Set exercise | Your answer should be a single number: the count of lines that include the word "available".

** Begin **

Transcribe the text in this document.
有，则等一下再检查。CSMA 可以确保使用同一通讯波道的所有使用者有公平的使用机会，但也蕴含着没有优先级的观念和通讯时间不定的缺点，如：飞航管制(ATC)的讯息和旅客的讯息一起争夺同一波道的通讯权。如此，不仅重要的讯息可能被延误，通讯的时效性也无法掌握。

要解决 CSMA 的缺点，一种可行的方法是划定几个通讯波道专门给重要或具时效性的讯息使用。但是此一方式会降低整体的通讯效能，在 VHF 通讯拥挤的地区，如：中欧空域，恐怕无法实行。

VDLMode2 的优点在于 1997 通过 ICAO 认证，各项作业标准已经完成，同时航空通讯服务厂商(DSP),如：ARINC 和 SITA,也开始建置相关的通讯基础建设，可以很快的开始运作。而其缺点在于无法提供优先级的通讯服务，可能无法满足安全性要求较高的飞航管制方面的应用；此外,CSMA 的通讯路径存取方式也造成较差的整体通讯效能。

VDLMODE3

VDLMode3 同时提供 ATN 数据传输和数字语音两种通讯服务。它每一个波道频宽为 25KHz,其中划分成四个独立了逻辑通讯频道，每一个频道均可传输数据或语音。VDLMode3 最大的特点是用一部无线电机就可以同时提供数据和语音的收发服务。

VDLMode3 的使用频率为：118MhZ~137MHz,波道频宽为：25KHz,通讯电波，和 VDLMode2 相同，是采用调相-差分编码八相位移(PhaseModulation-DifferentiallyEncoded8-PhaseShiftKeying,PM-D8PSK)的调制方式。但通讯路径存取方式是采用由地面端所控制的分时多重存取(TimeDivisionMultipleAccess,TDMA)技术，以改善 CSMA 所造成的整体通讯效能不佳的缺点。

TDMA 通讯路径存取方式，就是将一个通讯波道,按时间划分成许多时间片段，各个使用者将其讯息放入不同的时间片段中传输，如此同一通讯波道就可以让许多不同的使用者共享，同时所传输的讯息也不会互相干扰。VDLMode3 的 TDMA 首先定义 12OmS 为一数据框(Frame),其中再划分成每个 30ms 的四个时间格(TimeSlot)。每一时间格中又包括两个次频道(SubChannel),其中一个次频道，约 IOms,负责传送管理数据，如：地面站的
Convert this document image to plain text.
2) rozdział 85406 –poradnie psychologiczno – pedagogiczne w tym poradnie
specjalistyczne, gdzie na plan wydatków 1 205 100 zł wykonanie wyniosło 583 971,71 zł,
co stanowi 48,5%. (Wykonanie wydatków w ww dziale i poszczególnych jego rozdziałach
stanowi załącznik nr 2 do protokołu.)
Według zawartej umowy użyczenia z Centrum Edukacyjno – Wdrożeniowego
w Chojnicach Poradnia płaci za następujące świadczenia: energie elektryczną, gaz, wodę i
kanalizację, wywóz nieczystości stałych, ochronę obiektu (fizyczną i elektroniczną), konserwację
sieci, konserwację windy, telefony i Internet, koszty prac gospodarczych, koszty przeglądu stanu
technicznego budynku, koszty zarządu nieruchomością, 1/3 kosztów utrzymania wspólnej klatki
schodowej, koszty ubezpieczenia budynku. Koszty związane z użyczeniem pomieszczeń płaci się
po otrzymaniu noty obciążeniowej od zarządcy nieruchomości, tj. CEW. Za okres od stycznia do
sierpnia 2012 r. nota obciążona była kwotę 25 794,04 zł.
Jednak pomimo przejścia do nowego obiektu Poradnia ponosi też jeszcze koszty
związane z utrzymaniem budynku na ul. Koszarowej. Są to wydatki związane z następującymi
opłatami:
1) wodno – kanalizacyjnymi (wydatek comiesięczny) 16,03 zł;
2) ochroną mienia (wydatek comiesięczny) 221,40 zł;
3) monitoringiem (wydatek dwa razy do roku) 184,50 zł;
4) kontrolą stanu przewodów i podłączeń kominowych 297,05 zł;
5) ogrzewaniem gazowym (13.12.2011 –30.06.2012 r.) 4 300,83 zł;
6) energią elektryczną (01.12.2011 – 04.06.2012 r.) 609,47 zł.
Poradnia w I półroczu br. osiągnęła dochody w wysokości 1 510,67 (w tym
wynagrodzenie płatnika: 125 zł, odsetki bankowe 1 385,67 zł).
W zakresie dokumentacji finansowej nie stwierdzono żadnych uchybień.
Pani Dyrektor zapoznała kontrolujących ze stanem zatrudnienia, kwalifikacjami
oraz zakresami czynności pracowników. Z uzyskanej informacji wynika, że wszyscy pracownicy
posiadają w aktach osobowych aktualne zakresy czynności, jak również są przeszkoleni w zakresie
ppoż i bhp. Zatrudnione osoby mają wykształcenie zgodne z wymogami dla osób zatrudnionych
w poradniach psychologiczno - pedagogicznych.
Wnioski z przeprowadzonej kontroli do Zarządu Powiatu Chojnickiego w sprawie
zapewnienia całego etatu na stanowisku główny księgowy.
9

** End **
** Begin **

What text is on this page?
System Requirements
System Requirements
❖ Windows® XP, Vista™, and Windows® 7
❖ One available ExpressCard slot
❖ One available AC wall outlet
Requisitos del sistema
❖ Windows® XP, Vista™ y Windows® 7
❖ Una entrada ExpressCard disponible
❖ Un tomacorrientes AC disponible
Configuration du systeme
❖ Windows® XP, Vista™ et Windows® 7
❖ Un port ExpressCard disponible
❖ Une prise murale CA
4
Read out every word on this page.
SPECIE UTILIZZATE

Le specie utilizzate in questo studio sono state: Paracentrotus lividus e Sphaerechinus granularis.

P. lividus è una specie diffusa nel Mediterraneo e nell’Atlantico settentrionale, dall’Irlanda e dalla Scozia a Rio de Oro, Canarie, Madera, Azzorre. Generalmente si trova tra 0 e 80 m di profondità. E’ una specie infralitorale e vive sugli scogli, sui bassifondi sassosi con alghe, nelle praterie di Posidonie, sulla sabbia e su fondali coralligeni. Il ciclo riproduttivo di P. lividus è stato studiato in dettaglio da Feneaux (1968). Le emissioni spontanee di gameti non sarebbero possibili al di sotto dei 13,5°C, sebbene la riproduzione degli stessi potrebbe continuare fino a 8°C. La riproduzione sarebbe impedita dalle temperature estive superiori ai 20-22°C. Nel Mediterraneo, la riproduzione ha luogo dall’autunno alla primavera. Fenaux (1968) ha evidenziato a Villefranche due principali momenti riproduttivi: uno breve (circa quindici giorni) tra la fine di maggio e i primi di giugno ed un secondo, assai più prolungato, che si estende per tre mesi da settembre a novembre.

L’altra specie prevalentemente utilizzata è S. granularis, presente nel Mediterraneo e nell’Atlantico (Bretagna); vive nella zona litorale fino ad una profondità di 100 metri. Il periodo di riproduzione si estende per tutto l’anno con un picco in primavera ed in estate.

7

** End **

Full response | 2